-------- Data lines

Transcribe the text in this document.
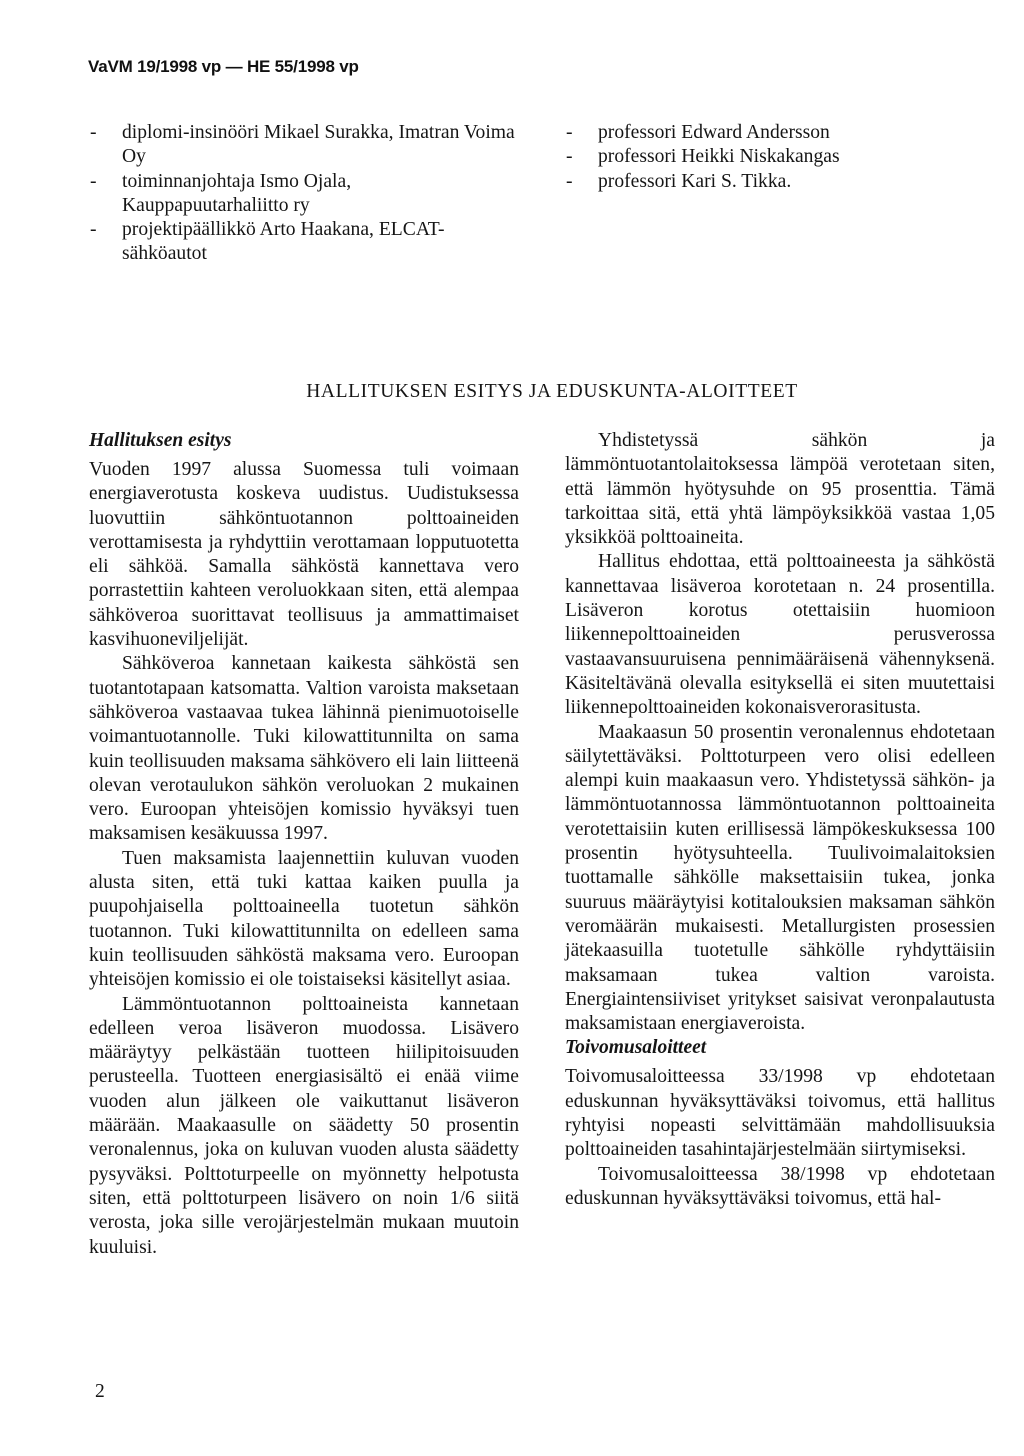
VaVM 19/1998 vp — HE 55/1998 vp
- diplomi-insinööri Mikael Surakka, Imatran Voima Oy
- toiminnanjohtaja Ismo Ojala, Kauppapuutarhaliitto ry
- projektipäällikkö Arto Haakana, ELCAT-sähköautot
- professori Edward Andersson
- professori Heikki Niskakangas
- professori Kari S. Tikka.
HALLITUKSEN ESITYS JA EDUSKUNTA-ALOITTEET
Hallituksen esitys

Vuoden 1997 alussa Suomessa tuli voimaan energiaverotusta koskeva uudistus. Uudistuksessa luovuttiin sähköntuotannon polttoaineiden verottamisesta ja ryhdyttiin verottamaan lopputuotetta eli sähköä. Samalla sähköstä kannettava vero porrastettiin kahteen veroluokkaan siten, että alempaa sähköveroa suorittavat teollisuus ja ammattimaiset kasvihuoneviljelijät.

Sähköveroa kannetaan kaikesta sähköstä sen tuotantotapaan katsomatta. Valtion varoista maksetaan sähköveroa vastaavaa tukea lähinnä pienimuotoiselle voimantuotannolle. Tuki kilowattitunnilta on sama kuin teollisuuden maksama sähkövero eli lain liitteenä olevan verotaulukon sähkön veroluokan 2 mukainen vero. Euroopan yhteisöjen komissio hyväksyi tuen maksamisen kesäkuussa 1997.

Tuen maksamista laajennettiin kuluvan vuoden alusta siten, että tuki kattaa kaiken puulla ja puupohjaisella polttoaineella tuotetun sähkön tuotannon. Tuki kilowattitunnilta on edelleen sama kuin teollisuuden sähköstä maksama vero. Euroopan yhteisöjen komissio ei ole toistaiseksi käsitellyt asiaa.

Lämmöntuotannon polttoaineista kannetaan edelleen veroa lisäveron muodossa. Lisävero määräytyy pelkästään tuotteen hiilipitoisuuden perusteella. Tuotteen energiasisältö ei enää viime vuoden alun jälkeen ole vaikuttanut lisäveron määrään. Maakaasulle on säädetty 50 prosentin veronalennus, joka on kuluvan vuoden alusta säädetty pysyväksi. Polttoturpeelle on myönnetty helpotusta siten, että polttoturpeen lisävero on noin 1/6 siitä verosta, joka sille verojärjestelmän mukaan muutoin kuuluisi.

Yhdistetyssä sähkön ja lämmöntuotantolaitoksessa lämpöä verotetaan siten, että lämmön hyötysuhde on 95 prosenttia. Tämä tarkoittaa sitä, että yhtä lämpöyksikköä vastaa 1,05 yksikköä polttoaineita.

Hallitus ehdottaa, että polttoaineesta ja sähköstä kannettavaa lisäveroa korotetaan n. 24 prosentilla. Lisäveron korotus otettaisiin huomioon liikennepolttoaineiden perusverossa vastaavansuuruisena pennimääräisenä vähennyksenä. Käsiteltävänä olevalla esityksellä ei siten muutettaisi liikennepolttoaineiden kokonaisverorasitusta.

Maakaasun 50 prosentin veronalennus ehdotetaan säilytettäväksi. Polttoturpeen vero olisi edelleen alempi kuin maakaasun vero. Yhdistetyssä sähkön- ja lämmöntuotannossa lämmöntuotannon polttoaineita verotettaisiin kuten erillisessä lämpökeskuksessa 100 prosentin hyötysuhteella. Tuulivoimalaitoksien tuottamalle sähkölle maksettaisiin tukea, jonka suuruus määräytyisi kotitalouksien maksaman sähkön veromäärän mukaisesti. Metallurgisten prosessien jätekaasuilla tuotetulle sähkölle ryhdyttäisiin maksamaan tukea valtion varoista. Energiaintensiiviset yritykset saisivat veronpalautusta maksamistaan energiaveroista.

Toivomusaloitteet

Toivomusaloitteessa 33/1998 vp ehdotetaan eduskunnan hyväksyttäväksi toivomus, että hallitus ryhtyisi nopeasti selvittämään mahdollisuuksia polttoaineiden tasahintajärjestelmään siirtymiseksi.

Toivomusaloitteessa 38/1998 vp ehdotetaan eduskunnan hyväksyttäväksi toivomus, että hal-

2
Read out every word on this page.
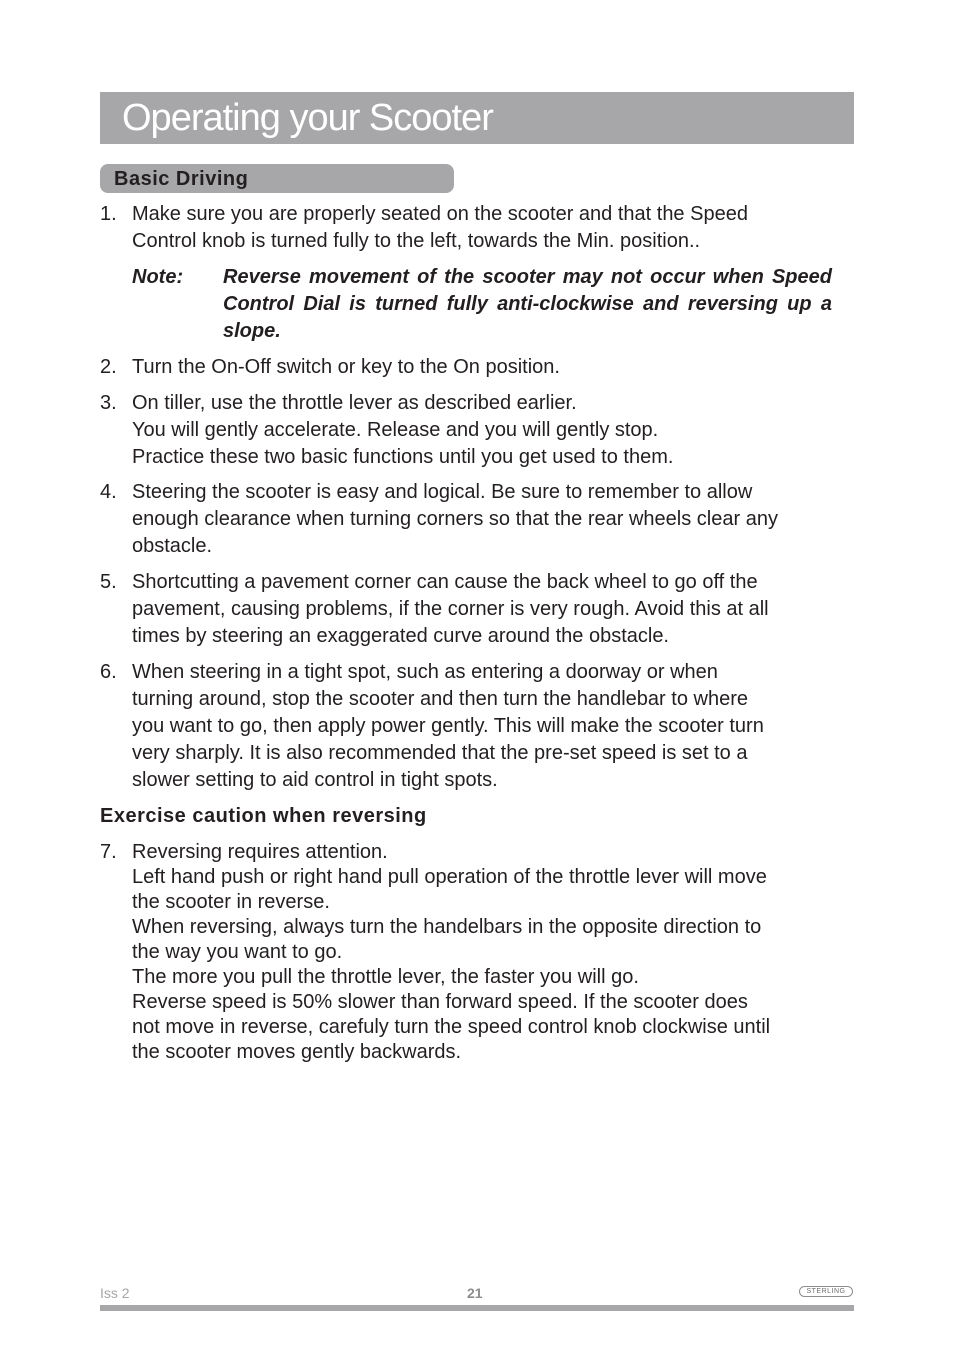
Operating your Scooter
Basic Driving
1. Make sure you are properly seated on the scooter and that the Speed
Control knob is turned fully to the left, towards the Min. position..
Note: Reverse movement of the scooter may not occur when Speed Control Dial is turned fully anti-clockwise and reversing up a slope.
2. Turn the On-Off switch or key to the On position.
3. On tiller, use the throttle lever as described earlier.
You will gently accelerate. Release and you will gently stop.
Practice these two basic functions until you get used to them.
4. Steering the scooter is easy and logical. Be sure to remember to allow
enough clearance when turning corners so that the rear wheels clear any
obstacle.
5. Shortcutting a pavement corner can cause the back wheel to go off the
pavement, causing problems, if the corner is very rough. Avoid this at all
times by steering an exaggerated curve around the obstacle.
6. When steering in a tight spot, such as entering a doorway or when
turning around, stop the scooter and then turn the handlebar to where
you want to go, then apply power gently. This will make the scooter turn
very sharply. It is also recommended that the pre-set speed is set to a
slower setting to aid control in tight spots.
Exercise caution when reversing
7. Reversing requires attention.
Left hand push or right hand pull operation of the throttle lever will move
the scooter in reverse.
When reversing, always turn the handelbars in the opposite direction to
the way you want to go.
The more you pull the throttle lever, the faster you will go.
Reverse speed is 50% slower than forward speed. If the scooter does
not move in reverse, carefuly turn the speed control knob clockwise until
the scooter moves gently backwards.
Iss 2	21	STERLING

----------------

**Goal**:
Output every entry word for word, but omit the pictures.

**Written answer**:
Transcribe the text in this document.
VaVM 19/1998 vp — HE 55/1998 vp
- diplomi-insinööri Mikael Surakka, Imatran Voima Oy
- toiminnanjohtaja Ismo Ojala, Kauppapuutarhaliitto ry
- projektipäällikkö Arto Haakana, ELCAT-sähköautot
- professori Edward Andersson
- professori Heikki Niskakangas
- professori Kari S. Tikka.
HALLITUKSEN ESITYS JA EDUSKUNTA-ALOITTEET
Hallituksen esitys

Vuoden 1997 alussa Suomessa tuli voimaan energiaverotusta koskeva uudistus. Uudistuksessa luovuttiin sähköntuotannon polttoaineiden verottamisesta ja ryhdyttiin verottamaan lopputuotetta eli sähköä. Samalla sähköstä kannettava vero porrastettiin kahteen veroluokkaan siten, että alempaa sähköveroa suorittavat teollisuus ja ammattimaiset kasvihuoneviljelijät.

Sähköveroa kannetaan kaikesta sähköstä sen tuotantotapaan katsomatta. Valtion varoista maksetaan sähköveroa vastaavaa tukea lähinnä pienimuotoiselle voimantuotannolle. Tuki kilowattitunnilta on sama kuin teollisuuden maksama sähkövero eli lain liitteenä olevan verotaulukon sähkön veroluokan 2 mukainen vero. Euroopan yhteisöjen komissio hyväksyi tuen maksamisen kesäkuussa 1997.

Tuen maksamista laajennettiin kuluvan vuoden alusta siten, että tuki kattaa kaiken puulla ja puupohjaisella polttoaineella tuotetun sähkön tuotannon. Tuki kilowattitunnilta on edelleen sama kuin teollisuuden sähköstä maksama vero. Euroopan yhteisöjen komissio ei ole toistaiseksi käsitellyt asiaa.

Lämmöntuotannon polttoaineista kannetaan edelleen veroa lisäveron muodossa. Lisävero määräytyy pelkästään tuotteen hiilipitoisuuden perusteella. Tuotteen energiasisältö ei enää viime vuoden alun jälkeen ole vaikuttanut lisäveron määrään. Maakaasulle on säädetty 50 prosentin veronalennus, joka on kuluvan vuoden alusta säädetty pysyväksi. Polttoturpeelle on myönnetty helpotusta siten, että polttoturpeen lisävero on noin 1/6 siitä verosta, joka sille verojärjestelmän mukaan muutoin kuuluisi.

Yhdistetyssä sähkön ja lämmöntuotantolaitoksessa lämpöä verotetaan siten, että lämmön hyötysuhde on 95 prosenttia. Tämä tarkoittaa sitä, että yhtä lämpöyksikköä vastaa 1,05 yksikköä polttoaineita.

Hallitus ehdottaa, että polttoaineesta ja sähköstä kannettavaa lisäveroa korotetaan n. 24 prosentilla. Lisäveron korotus otettaisiin huomioon liikennepolttoaineiden perusverossa vastaavansuuruisena pennimääräisenä vähennyksenä. Käsiteltävänä olevalla esityksellä ei siten muutettaisi liikennepolttoaineiden kokonaisverorasitusta.

Maakaasun 50 prosentin veronalennus ehdotetaan säilytettäväksi. Polttoturpeen vero olisi edelleen alempi kuin maakaasun vero. Yhdistetyssä sähkön- ja lämmöntuotannossa lämmöntuotannon polttoaineita verotettaisiin kuten erillisessä lämpökeskuksessa 100 prosentin hyötysuhteella. Tuulivoimalaitoksien tuottamalle sähkölle maksettaisiin tukea, jonka suuruus määräytyisi kotitalouksien maksaman sähkön veromäärän mukaisesti. Metallurgisten prosessien jätekaasuilla tuotetulle sähkölle ryhdyttäisiin maksamaan tukea valtion varoista. Energiaintensiiviset yritykset saisivat veronpalautusta maksamistaan energiaveroista.

Toivomusaloitteet

Toivomusaloitteessa 33/1998 vp ehdotetaan eduskunnan hyväksyttäväksi toivomus, että hallitus ryhtyisi nopeasti selvittämään mahdollisuuksia polttoaineiden tasahintajärjestelmään siirtymiseksi.

Toivomusaloitteessa 38/1998 vp ehdotetaan eduskunnan hyväksyttäväksi toivomus, että hal-

2
Read out every word on this page.
Operating your Scooter
Basic Driving
1. Make sure you are properly seated on the scooter and that the Speed
Control knob is turned fully to the left, towards the Min. position..
Note: Reverse movement of the scooter may not occur when Speed Control Dial is turned fully anti-clockwise and reversing up a slope.
2. Turn the On-Off switch or key to the On position.
3. On tiller, use the throttle lever as described earlier.
You will gently accelerate. Release and you will gently stop.
Practice these two basic functions until you get used to them.
4. Steering the scooter is easy and logical. Be sure to remember to allow
enough clearance when turning corners so that the rear wheels clear any
obstacle.
5. Shortcutting a pavement corner can cause the back wheel to go off the
pavement, causing problems, if the corner is very rough. Avoid this at all
times by steering an exaggerated curve around the obstacle.
6. When steering in a tight spot, such as entering a doorway or when
turning around, stop the scooter and then turn the handlebar to where
you want to go, then apply power gently. This will make the scooter turn
very sharply. It is also recommended that the pre-set speed is set to a
slower setting to aid control in tight spots.
Exercise caution when reversing
7. Reversing requires attention.
Left hand push or right hand pull operation of the throttle lever will move
the scooter in reverse.
When reversing, always turn the handelbars in the opposite direction to
the way you want to go.
The more you pull the throttle lever, the faster you will go.
Reverse speed is 50% slower than forward speed. If the scooter does
not move in reverse, carefuly turn the speed control knob clockwise until
the scooter moves gently backwards.
Iss 2	21	STERLING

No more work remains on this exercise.